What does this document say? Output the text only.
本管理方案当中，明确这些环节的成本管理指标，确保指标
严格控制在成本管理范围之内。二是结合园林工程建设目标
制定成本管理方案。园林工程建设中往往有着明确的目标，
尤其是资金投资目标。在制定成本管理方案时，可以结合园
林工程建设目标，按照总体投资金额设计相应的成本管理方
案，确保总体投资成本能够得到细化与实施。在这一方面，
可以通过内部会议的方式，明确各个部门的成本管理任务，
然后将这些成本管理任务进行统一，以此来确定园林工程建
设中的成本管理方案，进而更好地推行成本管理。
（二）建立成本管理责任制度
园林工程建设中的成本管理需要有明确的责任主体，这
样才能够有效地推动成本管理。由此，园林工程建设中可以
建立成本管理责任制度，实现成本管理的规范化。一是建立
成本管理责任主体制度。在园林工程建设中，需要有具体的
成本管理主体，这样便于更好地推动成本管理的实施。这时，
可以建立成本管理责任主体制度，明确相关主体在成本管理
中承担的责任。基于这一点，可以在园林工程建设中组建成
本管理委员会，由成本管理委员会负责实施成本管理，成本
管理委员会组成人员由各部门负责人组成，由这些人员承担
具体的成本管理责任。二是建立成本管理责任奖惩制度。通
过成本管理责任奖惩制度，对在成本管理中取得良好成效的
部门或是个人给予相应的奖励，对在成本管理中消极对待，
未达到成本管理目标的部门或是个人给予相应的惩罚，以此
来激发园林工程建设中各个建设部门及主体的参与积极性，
• • • • • • •
Requirements> Each line above that includes "建立成本管理责任制度" should be shown.

Task solution>
（二）建立成本管理责任制度
建立成本管理责任制度，实现成本管理的规范化。一是建立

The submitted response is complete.